*WHAT YOU ARE ASKED TO DO*
Your task is to gather the lines below that hold the string "Basic".

*DATA ROWS*

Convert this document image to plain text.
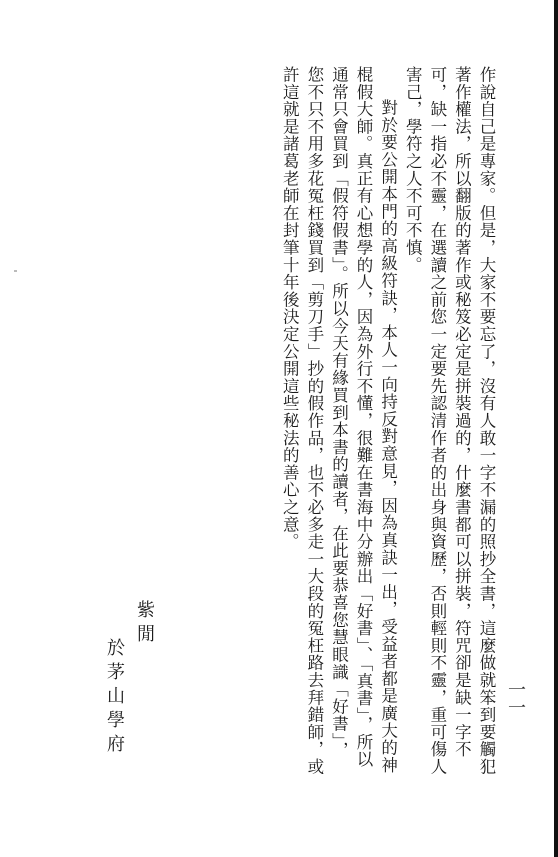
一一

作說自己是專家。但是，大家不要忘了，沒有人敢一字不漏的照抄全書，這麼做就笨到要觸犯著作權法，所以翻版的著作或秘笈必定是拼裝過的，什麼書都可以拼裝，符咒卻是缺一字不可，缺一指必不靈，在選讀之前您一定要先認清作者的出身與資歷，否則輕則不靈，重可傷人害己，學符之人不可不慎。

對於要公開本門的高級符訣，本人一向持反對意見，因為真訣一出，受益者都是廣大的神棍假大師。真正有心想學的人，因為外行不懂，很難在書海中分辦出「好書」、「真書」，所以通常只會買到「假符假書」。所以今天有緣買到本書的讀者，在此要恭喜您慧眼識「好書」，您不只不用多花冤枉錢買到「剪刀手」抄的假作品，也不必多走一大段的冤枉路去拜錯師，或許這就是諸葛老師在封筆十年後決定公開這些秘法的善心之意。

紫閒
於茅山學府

--

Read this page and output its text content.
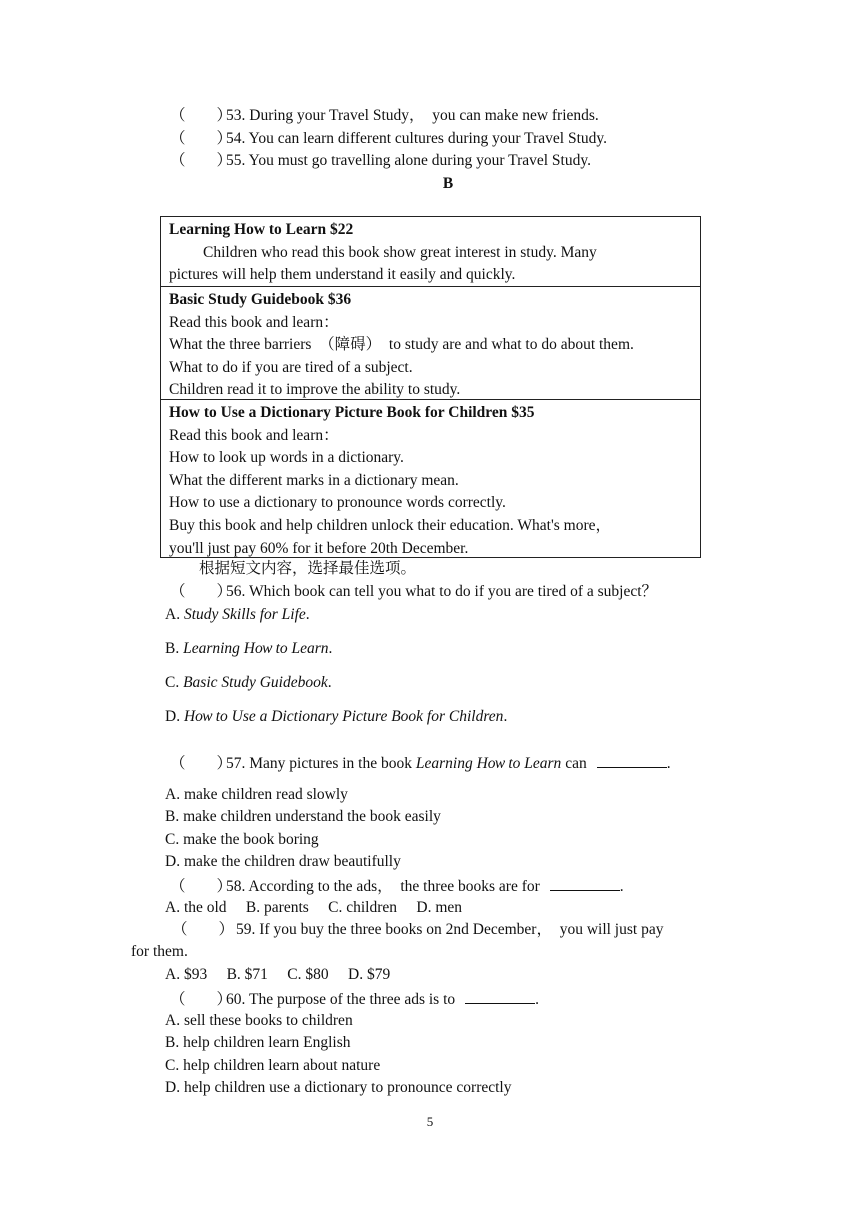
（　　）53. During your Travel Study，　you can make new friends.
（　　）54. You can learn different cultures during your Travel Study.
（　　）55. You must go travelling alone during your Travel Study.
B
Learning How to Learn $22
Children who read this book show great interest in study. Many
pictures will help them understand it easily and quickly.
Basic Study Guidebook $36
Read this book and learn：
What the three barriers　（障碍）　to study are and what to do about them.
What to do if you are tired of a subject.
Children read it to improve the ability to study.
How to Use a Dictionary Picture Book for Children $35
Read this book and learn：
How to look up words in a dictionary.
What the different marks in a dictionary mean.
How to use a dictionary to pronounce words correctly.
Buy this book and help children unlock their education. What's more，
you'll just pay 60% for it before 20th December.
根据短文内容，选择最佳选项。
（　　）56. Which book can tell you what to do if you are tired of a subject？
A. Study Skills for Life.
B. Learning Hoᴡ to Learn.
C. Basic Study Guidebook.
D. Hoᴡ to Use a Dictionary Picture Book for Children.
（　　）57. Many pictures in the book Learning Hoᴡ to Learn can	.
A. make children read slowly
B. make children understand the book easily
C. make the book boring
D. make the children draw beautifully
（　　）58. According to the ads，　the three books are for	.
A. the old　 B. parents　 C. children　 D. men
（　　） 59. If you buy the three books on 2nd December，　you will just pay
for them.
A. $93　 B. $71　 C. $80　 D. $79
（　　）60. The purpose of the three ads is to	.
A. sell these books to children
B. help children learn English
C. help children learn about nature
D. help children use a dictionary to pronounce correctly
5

...

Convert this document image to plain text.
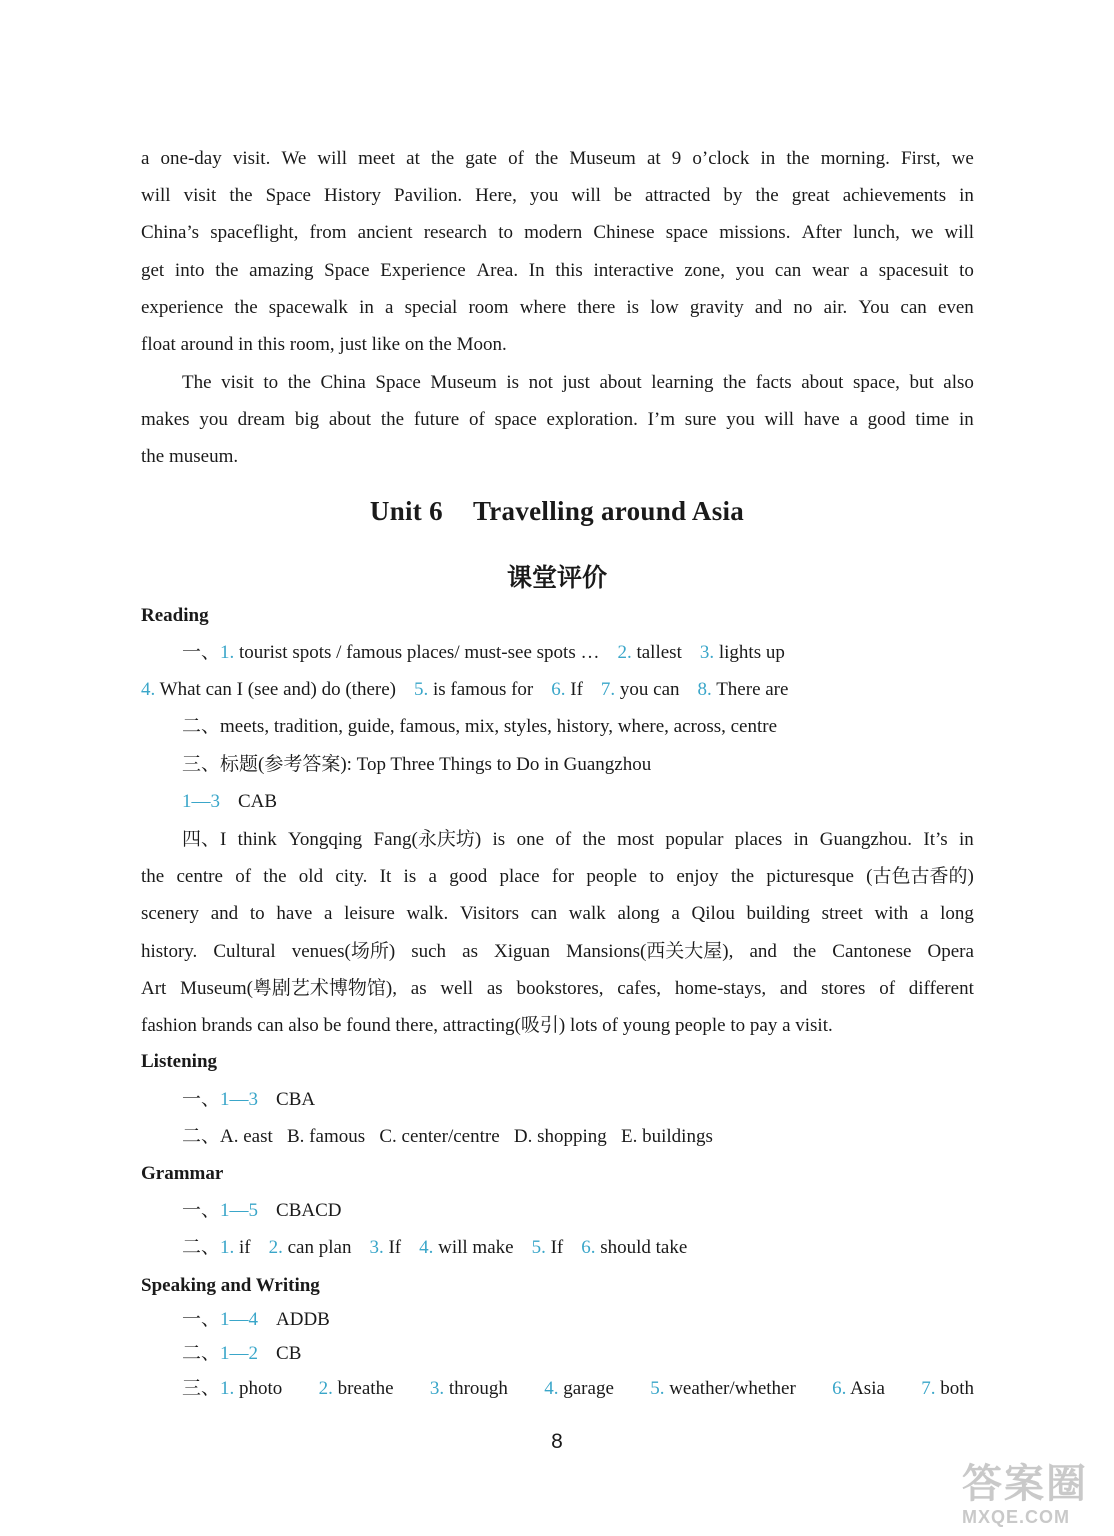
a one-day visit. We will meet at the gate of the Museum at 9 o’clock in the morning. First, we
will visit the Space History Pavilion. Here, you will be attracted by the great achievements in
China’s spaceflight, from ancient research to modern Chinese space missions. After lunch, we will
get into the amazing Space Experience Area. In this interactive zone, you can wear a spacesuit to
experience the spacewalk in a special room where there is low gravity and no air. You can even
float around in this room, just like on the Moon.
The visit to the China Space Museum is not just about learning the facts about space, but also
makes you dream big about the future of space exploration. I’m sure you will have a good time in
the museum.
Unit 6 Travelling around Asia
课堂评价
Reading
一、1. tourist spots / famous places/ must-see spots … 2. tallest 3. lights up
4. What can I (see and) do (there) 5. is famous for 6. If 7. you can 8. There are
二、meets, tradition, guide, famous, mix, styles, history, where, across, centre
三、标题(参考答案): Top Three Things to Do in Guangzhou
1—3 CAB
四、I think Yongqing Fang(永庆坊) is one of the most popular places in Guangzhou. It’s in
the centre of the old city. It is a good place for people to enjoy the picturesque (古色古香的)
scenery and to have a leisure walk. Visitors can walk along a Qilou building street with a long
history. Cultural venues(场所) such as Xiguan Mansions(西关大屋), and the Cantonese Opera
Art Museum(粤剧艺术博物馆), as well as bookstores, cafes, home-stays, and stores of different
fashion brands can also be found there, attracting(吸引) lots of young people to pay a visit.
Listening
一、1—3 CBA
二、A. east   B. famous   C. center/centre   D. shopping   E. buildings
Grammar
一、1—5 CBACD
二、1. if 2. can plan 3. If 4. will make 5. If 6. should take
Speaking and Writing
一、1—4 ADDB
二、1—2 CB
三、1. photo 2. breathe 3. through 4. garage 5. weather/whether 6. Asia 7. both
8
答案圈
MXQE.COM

*COMPLETED TASK*
Basic Study Guidebook $36
C. Basic Study Guidebook.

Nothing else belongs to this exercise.